Written problem: Determine the count of lines holding the string "linda". Return only the number.

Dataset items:
....

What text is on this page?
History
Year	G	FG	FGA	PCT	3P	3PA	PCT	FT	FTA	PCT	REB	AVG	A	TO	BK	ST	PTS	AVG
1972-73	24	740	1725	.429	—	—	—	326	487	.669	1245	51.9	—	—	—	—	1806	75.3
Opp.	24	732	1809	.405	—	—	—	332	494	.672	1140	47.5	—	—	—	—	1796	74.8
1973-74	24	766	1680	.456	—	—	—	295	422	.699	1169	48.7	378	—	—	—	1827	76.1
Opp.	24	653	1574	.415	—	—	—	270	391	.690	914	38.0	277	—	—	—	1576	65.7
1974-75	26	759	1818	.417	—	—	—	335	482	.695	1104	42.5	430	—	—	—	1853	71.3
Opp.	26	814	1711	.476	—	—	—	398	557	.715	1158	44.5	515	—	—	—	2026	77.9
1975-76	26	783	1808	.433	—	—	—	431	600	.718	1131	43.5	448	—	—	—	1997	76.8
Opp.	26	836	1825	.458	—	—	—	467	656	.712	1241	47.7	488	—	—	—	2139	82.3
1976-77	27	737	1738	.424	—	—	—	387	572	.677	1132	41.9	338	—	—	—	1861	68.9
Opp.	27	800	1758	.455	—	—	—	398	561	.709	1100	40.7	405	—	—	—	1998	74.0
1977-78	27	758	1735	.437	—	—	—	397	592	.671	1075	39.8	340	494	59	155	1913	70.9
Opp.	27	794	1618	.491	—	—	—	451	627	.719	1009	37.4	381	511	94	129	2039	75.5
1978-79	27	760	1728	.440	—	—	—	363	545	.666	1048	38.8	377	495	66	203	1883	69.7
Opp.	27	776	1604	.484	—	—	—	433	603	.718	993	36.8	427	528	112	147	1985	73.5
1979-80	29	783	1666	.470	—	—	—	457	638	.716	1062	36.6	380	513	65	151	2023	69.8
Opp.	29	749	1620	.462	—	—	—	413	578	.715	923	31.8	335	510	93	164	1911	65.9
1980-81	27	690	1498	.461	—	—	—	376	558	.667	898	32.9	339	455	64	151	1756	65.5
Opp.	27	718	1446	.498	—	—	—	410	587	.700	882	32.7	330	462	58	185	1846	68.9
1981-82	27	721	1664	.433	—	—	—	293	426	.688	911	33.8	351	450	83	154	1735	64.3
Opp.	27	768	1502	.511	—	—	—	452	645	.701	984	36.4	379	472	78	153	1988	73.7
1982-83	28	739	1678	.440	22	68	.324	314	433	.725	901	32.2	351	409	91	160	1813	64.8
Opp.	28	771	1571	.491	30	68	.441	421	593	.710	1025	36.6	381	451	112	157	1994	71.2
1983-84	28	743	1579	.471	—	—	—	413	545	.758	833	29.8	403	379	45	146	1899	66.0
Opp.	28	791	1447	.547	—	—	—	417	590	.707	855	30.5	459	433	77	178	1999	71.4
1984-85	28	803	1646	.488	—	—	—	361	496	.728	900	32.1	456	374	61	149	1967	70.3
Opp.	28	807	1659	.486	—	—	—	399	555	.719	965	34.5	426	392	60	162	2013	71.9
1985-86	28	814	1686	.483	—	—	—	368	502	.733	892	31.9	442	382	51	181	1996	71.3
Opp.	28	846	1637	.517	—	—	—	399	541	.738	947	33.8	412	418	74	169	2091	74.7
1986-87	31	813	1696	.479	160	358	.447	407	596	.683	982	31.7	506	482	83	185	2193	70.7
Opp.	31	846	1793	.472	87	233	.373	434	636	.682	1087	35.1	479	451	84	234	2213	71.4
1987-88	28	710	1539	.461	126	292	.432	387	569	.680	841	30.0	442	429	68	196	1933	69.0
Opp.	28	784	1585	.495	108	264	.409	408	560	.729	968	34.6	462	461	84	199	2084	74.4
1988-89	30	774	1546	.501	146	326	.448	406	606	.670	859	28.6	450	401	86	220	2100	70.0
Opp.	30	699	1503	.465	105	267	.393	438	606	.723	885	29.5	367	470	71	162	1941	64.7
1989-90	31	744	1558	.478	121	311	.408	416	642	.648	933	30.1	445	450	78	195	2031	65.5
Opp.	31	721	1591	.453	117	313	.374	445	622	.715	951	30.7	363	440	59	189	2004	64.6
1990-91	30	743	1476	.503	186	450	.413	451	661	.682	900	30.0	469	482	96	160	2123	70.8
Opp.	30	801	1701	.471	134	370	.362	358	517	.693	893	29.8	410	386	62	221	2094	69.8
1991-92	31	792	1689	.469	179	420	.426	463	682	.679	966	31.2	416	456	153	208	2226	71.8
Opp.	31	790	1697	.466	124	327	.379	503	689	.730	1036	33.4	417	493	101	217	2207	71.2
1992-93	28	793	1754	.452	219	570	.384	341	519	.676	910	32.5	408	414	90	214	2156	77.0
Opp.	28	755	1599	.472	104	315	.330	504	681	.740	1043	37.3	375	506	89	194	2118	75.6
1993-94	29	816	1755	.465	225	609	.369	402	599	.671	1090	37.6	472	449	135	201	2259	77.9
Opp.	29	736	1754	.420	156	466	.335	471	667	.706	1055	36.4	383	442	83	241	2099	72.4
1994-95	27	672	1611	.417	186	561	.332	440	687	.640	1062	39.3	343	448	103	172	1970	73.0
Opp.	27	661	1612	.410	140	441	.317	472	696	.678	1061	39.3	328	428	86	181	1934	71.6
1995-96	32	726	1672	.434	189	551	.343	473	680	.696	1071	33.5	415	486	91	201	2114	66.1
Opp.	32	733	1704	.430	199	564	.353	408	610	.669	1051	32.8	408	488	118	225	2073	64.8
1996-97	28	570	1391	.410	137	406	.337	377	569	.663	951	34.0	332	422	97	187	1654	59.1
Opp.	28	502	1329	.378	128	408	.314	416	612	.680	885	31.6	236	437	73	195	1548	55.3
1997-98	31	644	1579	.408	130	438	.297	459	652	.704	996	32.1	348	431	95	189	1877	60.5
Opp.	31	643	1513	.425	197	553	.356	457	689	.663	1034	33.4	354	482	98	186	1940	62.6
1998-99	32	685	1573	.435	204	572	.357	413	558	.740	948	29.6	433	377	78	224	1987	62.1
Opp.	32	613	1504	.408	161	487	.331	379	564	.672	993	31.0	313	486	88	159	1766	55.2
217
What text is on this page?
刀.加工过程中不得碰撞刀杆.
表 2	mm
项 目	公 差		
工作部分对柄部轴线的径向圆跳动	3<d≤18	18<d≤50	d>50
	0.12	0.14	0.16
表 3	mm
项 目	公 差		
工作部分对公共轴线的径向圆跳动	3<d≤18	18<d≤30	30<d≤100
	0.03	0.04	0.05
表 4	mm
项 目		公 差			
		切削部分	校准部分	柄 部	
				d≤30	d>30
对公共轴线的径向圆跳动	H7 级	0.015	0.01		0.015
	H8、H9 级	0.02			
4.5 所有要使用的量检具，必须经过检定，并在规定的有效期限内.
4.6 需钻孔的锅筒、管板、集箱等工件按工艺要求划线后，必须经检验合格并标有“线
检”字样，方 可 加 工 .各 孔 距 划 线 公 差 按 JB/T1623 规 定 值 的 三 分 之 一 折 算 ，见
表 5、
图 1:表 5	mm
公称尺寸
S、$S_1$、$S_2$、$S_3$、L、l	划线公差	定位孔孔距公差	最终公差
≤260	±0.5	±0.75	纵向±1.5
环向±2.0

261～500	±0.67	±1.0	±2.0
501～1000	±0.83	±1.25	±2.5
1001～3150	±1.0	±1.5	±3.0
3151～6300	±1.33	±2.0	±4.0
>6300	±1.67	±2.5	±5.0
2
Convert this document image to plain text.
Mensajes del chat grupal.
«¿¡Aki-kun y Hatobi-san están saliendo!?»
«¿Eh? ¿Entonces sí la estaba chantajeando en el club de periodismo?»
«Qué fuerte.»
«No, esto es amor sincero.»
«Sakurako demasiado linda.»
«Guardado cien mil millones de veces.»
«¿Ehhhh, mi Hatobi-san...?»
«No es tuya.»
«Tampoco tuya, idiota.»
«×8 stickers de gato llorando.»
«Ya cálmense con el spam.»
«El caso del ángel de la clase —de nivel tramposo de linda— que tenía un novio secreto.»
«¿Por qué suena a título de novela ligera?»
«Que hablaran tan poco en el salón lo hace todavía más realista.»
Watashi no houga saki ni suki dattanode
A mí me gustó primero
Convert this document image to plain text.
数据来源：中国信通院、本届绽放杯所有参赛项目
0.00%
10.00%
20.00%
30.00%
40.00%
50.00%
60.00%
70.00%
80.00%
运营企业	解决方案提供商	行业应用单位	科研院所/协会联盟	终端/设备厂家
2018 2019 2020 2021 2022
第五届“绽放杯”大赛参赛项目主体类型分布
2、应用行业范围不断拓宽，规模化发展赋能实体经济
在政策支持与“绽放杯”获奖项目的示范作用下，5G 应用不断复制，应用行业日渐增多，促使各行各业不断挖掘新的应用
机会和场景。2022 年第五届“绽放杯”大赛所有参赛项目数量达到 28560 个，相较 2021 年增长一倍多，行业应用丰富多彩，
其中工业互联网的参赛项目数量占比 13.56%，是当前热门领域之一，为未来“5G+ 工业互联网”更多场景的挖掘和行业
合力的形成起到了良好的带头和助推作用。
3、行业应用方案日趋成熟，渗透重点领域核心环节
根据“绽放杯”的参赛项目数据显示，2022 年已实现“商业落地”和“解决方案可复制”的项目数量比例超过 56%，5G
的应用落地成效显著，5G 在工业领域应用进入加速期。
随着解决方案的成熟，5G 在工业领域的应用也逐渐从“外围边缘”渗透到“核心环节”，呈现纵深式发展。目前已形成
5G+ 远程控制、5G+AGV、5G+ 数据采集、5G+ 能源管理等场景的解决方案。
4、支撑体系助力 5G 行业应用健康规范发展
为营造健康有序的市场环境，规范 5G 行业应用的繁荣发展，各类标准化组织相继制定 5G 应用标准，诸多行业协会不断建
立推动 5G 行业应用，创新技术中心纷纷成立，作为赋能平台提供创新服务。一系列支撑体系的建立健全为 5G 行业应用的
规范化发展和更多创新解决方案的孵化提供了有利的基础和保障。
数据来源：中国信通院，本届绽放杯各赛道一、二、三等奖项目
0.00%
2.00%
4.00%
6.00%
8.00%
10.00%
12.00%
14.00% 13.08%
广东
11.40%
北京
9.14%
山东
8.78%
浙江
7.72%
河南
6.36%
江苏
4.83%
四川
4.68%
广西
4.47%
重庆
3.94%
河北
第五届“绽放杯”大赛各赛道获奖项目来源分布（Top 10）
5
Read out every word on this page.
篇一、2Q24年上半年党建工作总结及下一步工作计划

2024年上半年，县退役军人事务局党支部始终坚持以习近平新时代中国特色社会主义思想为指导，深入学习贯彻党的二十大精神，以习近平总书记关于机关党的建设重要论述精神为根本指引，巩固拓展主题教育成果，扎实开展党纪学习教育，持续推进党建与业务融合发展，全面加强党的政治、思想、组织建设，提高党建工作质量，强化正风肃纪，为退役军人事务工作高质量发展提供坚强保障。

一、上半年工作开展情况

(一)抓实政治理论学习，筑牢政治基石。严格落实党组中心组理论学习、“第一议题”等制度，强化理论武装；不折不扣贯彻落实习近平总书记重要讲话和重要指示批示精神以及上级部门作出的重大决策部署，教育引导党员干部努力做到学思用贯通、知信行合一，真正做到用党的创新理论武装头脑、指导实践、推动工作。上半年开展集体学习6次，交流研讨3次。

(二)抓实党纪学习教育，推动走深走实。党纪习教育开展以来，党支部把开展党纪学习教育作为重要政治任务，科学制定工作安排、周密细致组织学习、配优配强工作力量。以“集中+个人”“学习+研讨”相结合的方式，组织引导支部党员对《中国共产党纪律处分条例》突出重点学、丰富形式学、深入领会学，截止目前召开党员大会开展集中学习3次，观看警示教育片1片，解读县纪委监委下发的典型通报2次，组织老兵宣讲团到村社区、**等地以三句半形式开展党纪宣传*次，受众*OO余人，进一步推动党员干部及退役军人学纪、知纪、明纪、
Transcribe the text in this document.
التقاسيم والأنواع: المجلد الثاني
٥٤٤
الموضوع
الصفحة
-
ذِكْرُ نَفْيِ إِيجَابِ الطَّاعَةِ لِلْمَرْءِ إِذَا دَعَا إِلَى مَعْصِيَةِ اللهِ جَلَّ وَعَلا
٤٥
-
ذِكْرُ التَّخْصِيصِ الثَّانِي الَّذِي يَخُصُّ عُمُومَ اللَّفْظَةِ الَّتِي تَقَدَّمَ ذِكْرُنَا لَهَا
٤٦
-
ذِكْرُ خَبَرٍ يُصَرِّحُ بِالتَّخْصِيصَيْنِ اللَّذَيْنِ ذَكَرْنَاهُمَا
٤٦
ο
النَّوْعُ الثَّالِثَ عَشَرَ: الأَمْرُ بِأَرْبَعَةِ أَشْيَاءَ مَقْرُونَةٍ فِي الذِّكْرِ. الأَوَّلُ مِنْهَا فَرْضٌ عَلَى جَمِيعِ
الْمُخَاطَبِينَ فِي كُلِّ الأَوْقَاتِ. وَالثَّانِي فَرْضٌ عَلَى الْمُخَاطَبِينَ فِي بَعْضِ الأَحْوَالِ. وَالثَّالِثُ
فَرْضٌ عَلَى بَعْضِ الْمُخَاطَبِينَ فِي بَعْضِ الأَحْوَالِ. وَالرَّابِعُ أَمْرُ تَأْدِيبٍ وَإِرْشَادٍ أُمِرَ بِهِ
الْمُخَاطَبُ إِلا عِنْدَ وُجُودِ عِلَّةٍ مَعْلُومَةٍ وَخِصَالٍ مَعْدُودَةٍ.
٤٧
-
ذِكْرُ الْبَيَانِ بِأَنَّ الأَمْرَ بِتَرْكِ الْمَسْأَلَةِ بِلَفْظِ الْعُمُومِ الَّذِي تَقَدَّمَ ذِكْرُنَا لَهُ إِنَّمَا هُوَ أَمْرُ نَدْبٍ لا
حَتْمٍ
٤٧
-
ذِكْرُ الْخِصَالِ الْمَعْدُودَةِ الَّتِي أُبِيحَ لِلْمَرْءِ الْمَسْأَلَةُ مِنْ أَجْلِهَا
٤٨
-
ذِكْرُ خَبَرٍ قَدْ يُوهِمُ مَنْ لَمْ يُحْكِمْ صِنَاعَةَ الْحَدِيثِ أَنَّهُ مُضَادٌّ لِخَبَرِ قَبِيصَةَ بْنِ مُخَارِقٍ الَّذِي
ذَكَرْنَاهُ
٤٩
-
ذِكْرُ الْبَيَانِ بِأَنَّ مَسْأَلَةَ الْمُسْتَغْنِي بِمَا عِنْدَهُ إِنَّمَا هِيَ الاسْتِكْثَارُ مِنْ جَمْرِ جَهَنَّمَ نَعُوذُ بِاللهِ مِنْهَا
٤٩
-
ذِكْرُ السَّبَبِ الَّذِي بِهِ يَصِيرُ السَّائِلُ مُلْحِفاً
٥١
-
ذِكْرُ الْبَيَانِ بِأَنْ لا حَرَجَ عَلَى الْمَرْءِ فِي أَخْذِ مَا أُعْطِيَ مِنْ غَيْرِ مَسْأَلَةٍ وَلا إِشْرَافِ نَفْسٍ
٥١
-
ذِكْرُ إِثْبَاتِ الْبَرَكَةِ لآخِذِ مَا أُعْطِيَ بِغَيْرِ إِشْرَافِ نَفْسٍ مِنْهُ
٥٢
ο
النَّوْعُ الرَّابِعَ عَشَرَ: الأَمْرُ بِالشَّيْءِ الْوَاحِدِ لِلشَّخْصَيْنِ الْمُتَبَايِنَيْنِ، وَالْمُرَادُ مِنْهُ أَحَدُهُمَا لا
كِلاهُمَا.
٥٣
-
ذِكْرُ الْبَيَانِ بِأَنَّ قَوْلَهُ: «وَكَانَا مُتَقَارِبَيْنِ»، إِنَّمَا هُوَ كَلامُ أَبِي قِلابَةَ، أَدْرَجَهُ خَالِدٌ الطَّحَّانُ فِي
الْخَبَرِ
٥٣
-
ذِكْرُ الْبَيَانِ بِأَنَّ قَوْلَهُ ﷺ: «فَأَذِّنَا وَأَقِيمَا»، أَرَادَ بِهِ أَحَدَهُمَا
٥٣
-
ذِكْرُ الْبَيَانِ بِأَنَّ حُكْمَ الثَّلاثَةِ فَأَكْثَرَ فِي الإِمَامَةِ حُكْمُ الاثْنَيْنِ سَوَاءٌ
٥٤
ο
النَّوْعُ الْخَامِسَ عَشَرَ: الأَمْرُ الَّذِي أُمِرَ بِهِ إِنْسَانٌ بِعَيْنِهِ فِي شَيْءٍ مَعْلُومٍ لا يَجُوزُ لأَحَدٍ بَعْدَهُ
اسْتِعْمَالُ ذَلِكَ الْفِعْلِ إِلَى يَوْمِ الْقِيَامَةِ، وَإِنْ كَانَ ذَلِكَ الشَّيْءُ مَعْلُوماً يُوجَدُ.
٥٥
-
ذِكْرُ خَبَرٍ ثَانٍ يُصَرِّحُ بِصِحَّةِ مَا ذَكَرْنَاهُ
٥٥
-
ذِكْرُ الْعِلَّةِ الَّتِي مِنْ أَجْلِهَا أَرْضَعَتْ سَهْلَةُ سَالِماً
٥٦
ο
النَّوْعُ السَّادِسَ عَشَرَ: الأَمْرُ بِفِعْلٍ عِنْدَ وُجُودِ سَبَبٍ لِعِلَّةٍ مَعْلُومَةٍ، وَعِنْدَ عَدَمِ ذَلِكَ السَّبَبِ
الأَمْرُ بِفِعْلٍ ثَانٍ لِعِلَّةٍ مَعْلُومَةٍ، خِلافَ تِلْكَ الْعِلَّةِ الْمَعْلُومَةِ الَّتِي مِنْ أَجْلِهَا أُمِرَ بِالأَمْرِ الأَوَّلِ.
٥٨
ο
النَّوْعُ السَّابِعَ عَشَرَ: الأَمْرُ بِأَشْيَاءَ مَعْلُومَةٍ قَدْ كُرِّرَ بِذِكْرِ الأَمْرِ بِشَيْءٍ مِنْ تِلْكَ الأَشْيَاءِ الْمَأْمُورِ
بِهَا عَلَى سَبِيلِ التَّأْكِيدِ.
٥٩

....

Completed exercise: 2